Filter the entries, keeping every line with the word "this".

━━━━━━━━━━━━━━━━

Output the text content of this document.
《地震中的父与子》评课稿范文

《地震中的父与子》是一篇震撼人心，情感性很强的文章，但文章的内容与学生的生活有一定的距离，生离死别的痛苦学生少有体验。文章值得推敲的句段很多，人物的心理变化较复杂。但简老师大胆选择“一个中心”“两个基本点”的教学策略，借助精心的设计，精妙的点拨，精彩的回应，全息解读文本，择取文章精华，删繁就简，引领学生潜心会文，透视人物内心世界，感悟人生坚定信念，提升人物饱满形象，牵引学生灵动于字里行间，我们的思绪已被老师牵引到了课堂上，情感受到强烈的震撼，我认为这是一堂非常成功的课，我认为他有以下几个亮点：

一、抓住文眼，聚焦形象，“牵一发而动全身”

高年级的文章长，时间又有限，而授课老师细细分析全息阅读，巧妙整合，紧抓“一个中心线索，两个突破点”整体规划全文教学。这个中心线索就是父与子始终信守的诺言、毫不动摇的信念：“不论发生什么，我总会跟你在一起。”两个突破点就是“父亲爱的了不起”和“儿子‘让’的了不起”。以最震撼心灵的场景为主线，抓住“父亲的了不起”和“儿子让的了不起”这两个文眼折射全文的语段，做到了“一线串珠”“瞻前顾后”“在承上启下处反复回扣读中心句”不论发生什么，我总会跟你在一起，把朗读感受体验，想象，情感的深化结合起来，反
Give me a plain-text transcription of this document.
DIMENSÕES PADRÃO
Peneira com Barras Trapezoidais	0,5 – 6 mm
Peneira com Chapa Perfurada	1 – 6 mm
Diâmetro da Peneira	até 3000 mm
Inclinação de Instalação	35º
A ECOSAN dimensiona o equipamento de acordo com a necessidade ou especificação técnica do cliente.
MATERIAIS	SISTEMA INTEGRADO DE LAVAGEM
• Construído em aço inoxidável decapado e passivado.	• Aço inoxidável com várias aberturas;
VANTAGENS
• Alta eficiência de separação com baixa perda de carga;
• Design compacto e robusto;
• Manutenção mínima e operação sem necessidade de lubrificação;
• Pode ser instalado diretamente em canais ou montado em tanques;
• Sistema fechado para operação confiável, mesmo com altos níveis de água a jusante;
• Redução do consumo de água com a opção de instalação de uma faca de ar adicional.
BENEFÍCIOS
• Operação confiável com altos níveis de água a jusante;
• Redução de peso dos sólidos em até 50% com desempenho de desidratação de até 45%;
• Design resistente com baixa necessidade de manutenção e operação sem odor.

━━━━━━━━━━━━━━━━

OUTPUT BELOW
Output the text content of this document.
Give me a plain-text transcription of this document.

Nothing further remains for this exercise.